%%

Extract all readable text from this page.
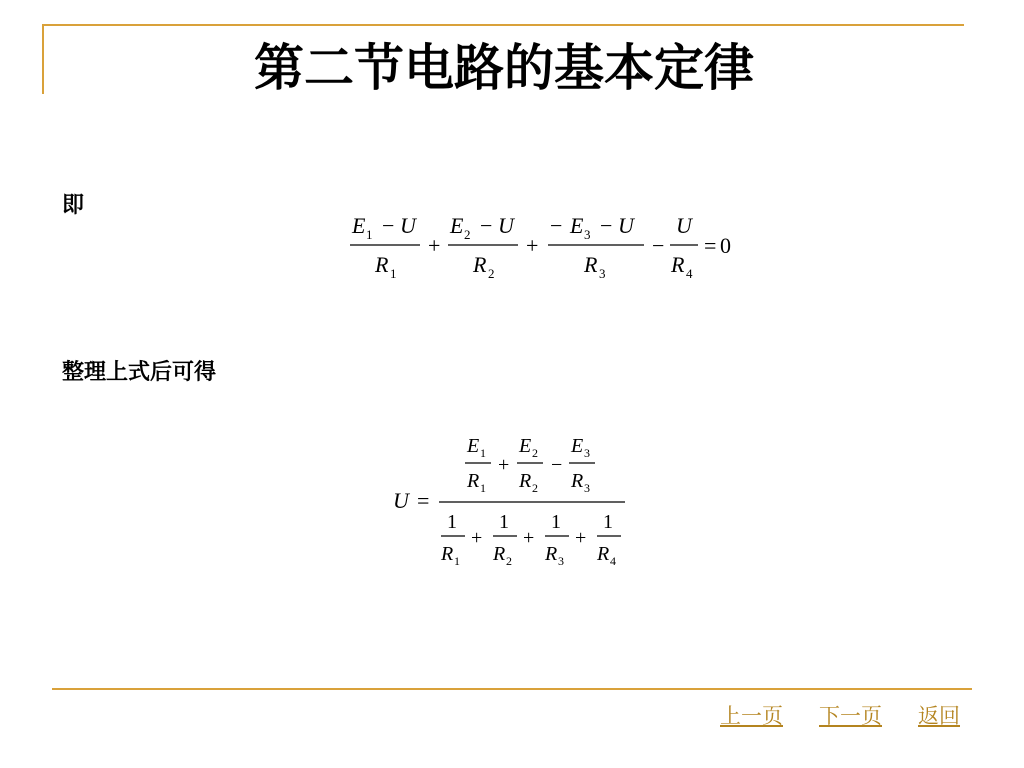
第二节电路的基本定律
即
E 1 − U
R 1
+
E 2 − U
R 2
+
− E 3 − U
R 3
−
U
R 4
= 0
整理上式后可得
U =
E 1
R 1
+
E 2
R 2
−
E 3
R 3
1
R 1
+
1
R 2
+
1
R 3
+
1
R 4
上一页 下一页 返回
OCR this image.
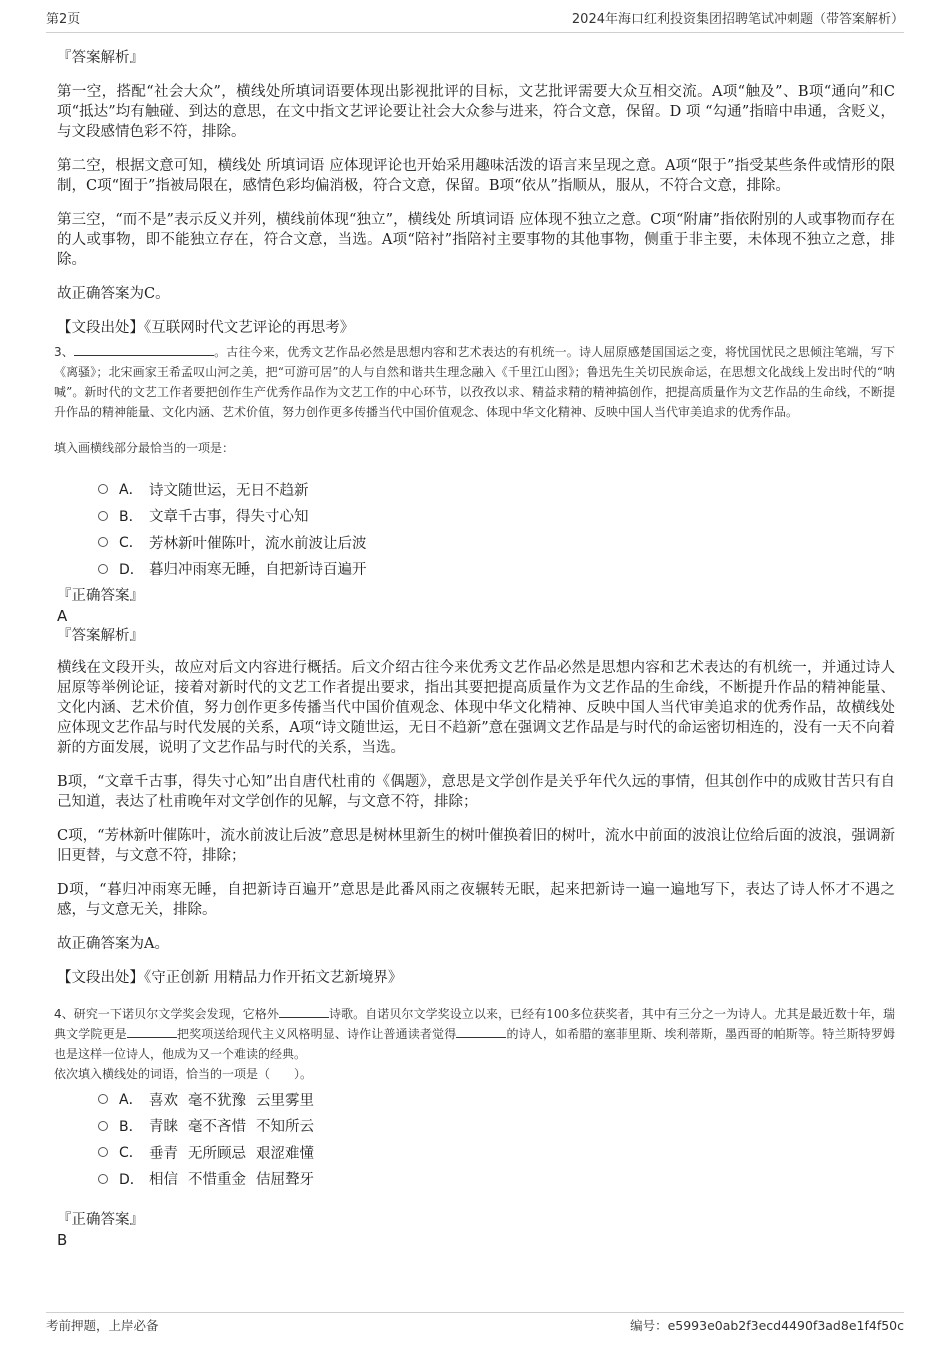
第2页	2024年海口红利投资集团招聘笔试冲刺题（带答案解析）

『答案解析』

第一空，搭配“社会大众”，横线处所填词语要体现出影视批评的目标，文艺批评需要大众互相交流。A项“触及”、B项“通向”和C项“抵达”均有触碰、到达的意思，在文中指文艺评论要让社会大众参与进来，符合文意，保留。D 项 “勾通”指暗中串通，含贬义，与文段感情色彩不符，排除。

第二空，根据文意可知，横线处 所填词语 应体现评论也开始采用趣味活泼的语言来呈现之意。A项“限于”指受某些条件或情形的限制，C项“囿于”指被局限在，感情色彩均偏消极，符合文意，保留。B项“依从”指顺从，服从，不符合文意，排除。

第三空，“而不是”表示反义并列，横线前体现“独立”，横线处 所填词语 应体现不独立之意。C项“附庸”指依附别的人或事物而存在的人或事物，即不能独立存在，符合文意，当选。A项“陪衬”指陪衬主要事物的其他事物，侧重于非主要，未体现不独立之意，排除。

故正确答案为C。

【文段出处】《互联网时代文艺评论的再思考》

3、	。古往今来，优秀文艺作品必然是思想内容和艺术表达的有机统一。诗人屈原感楚国国运之变，将忧国忧民之思倾注笔端，写下《离骚》；北宋画家王希孟叹山河之美，把“可游可居”的人与自然和谐共生理念融入《千里江山图》；鲁迅先生关切民族命运，在思想文化战线上发出时代的“呐喊”。新时代的文艺工作者要把创作生产优秀作品作为文艺工作的中心环节，以孜孜以求、精益求精的精神搞创作，把提高质量作为文艺作品的生命线，不断提升作品的精神能量、文化内涵、艺术价值，努力创作更多传播当代中国价值观念、体现中华文化精神、反映中国人当代审美追求的优秀作品。

填入画横线部分最恰当的一项是：

A． 诗文随世运，无日不趋新
B． 文章千古事，得失寸心知
C． 芳林新叶催陈叶，流水前波让后波
D． 暮归冲雨寒无睡，自把新诗百遍开

『正确答案』

A

『答案解析』

横线在文段开头，故应对后文内容进行概括。后文介绍古往今来优秀文艺作品必然是思想内容和艺术表达的有机统一，并通过诗人屈原等举例论证，接着对新时代的文艺工作者提出要求，指出其要把提高质量作为文艺作品的生命线，不断提升作品的精神能量、文化内涵、艺术价值，努力创作更多传播当代中国价值观念、体现中华文化精神、反映中国人当代审美追求的优秀作品，故横线处应体现文艺作品与时代发展的关系，A项“诗文随世运，无日不趋新”意在强调文艺作品是与时代的命运密切相连的，没有一天不向着新的方面发展，说明了文艺作品与时代的关系，当选。

B项，“文章千古事，得失寸心知”出自唐代杜甫的《偶题》，意思是文学创作是关乎年代久远的事情，但其创作中的成败甘苦只有自己知道，表达了杜甫晚年对文学创作的见解，与文意不符，排除；

C项，“芳林新叶催陈叶，流水前波让后波”意思是树林里新生的树叶催换着旧的树叶，流水中前面的波浪让位给后面的波浪，强调新旧更替，与文意不符，排除；

D项，“暮归冲雨寒无睡，自把新诗百遍开”意思是此番风雨之夜辗转无眠，起来把新诗一遍一遍地写下，表达了诗人怀才不遇之感，与文意无关，排除。

故正确答案为A。

【文段出处】《守正创新 用精品力作开拓文艺新境界》

4、研究一下诺贝尔文学奖会发现，它格外	诗歌。自诺贝尔文学奖设立以来，已经有100多位获奖者，其中有三分之一为诗人。尤其是最近数十年，瑞典文学院更是	把奖项送给现代主义风格明显、诗作让普通读者觉得	的诗人，如希腊的塞菲里斯、埃利蒂斯，墨西哥的帕斯等。特兰斯特罗姆也是这样一位诗人，他成为又一个难读的经典。

依次填入横线处的词语，恰当的一项是（　　）。

A． 喜欢 毫不犹豫 云里雾里
B． 青睐 毫不吝惜 不知所云
C． 垂青 无所顾忌 艰涩难懂
D． 相信 不惜重金 佶屈聱牙

『正确答案』

B

考前押题，上岸必备	编号：e5993e0ab2f3ecd4490f3ad8e1f4f50c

%%

GIVEN PROBLEM — Could you repeat all of the material exactly? Pictures should not be copied.

SOLUTION TO THE PROBLEM —
Extract all readable text from this page.
第二节电路的基本定律
即
E 1 − U
R 1
+
E 2 − U
R 2
+
− E 3 − U
R 3
−
U
R 4
= 0
整理上式后可得
U =
E 1
R 1
+
E 2
R 2
−
E 3
R 3
1
R 1
+
1
R 2
+
1
R 3
+
1
R 4
上一页 下一页 返回
OCR this image.
第2页	2024年海口红利投资集团招聘笔试冲刺题（带答案解析）

『答案解析』

第一空，搭配“社会大众”，横线处所填词语要体现出影视批评的目标，文艺批评需要大众互相交流。A项“触及”、B项“通向”和C项“抵达”均有触碰、到达的意思，在文中指文艺评论要让社会大众参与进来，符合文意，保留。D 项 “勾通”指暗中串通，含贬义，与文段感情色彩不符，排除。

第二空，根据文意可知，横线处 所填词语 应体现评论也开始采用趣味活泼的语言来呈现之意。A项“限于”指受某些条件或情形的限制，C项“囿于”指被局限在，感情色彩均偏消极，符合文意，保留。B项“依从”指顺从，服从，不符合文意，排除。

第三空，“而不是”表示反义并列，横线前体现“独立”，横线处 所填词语 应体现不独立之意。C项“附庸”指依附别的人或事物而存在的人或事物，即不能独立存在，符合文意，当选。A项“陪衬”指陪衬主要事物的其他事物，侧重于非主要，未体现不独立之意，排除。

故正确答案为C。

【文段出处】《互联网时代文艺评论的再思考》

3、	。古往今来，优秀文艺作品必然是思想内容和艺术表达的有机统一。诗人屈原感楚国国运之变，将忧国忧民之思倾注笔端，写下《离骚》；北宋画家王希孟叹山河之美，把“可游可居”的人与自然和谐共生理念融入《千里江山图》；鲁迅先生关切民族命运，在思想文化战线上发出时代的“呐喊”。新时代的文艺工作者要把创作生产优秀作品作为文艺工作的中心环节，以孜孜以求、精益求精的精神搞创作，把提高质量作为文艺作品的生命线，不断提升作品的精神能量、文化内涵、艺术价值，努力创作更多传播当代中国价值观念、体现中华文化精神、反映中国人当代审美追求的优秀作品。

填入画横线部分最恰当的一项是：

A． 诗文随世运，无日不趋新
B． 文章千古事，得失寸心知
C． 芳林新叶催陈叶，流水前波让后波
D． 暮归冲雨寒无睡，自把新诗百遍开

『正确答案』

A

『答案解析』

横线在文段开头，故应对后文内容进行概括。后文介绍古往今来优秀文艺作品必然是思想内容和艺术表达的有机统一，并通过诗人屈原等举例论证，接着对新时代的文艺工作者提出要求，指出其要把提高质量作为文艺作品的生命线，不断提升作品的精神能量、文化内涵、艺术价值，努力创作更多传播当代中国价值观念、体现中华文化精神、反映中国人当代审美追求的优秀作品，故横线处应体现文艺作品与时代发展的关系，A项“诗文随世运，无日不趋新”意在强调文艺作品是与时代的命运密切相连的，没有一天不向着新的方面发展，说明了文艺作品与时代的关系，当选。

B项，“文章千古事，得失寸心知”出自唐代杜甫的《偶题》，意思是文学创作是关乎年代久远的事情，但其创作中的成败甘苦只有自己知道，表达了杜甫晚年对文学创作的见解，与文意不符，排除；

C项，“芳林新叶催陈叶，流水前波让后波”意思是树林里新生的树叶催换着旧的树叶，流水中前面的波浪让位给后面的波浪，强调新旧更替，与文意不符，排除；

D项，“暮归冲雨寒无睡，自把新诗百遍开”意思是此番风雨之夜辗转无眠，起来把新诗一遍一遍地写下，表达了诗人怀才不遇之感，与文意无关，排除。

故正确答案为A。

【文段出处】《守正创新 用精品力作开拓文艺新境界》

4、研究一下诺贝尔文学奖会发现，它格外	诗歌。自诺贝尔文学奖设立以来，已经有100多位获奖者，其中有三分之一为诗人。尤其是最近数十年，瑞典文学院更是	把奖项送给现代主义风格明显、诗作让普通读者觉得	的诗人，如希腊的塞菲里斯、埃利蒂斯，墨西哥的帕斯等。特兰斯特罗姆也是这样一位诗人，他成为又一个难读的经典。

依次填入横线处的词语，恰当的一项是（　　）。

A． 喜欢 毫不犹豫 云里雾里
B． 青睐 毫不吝惜 不知所云
C． 垂青 无所顾忌 艰涩难懂
D． 相信 不惜重金 佶屈聱牙

『正确答案』

B

考前押题，上岸必备	编号：e5993e0ab2f3ecd4490f3ad8e1f4f50c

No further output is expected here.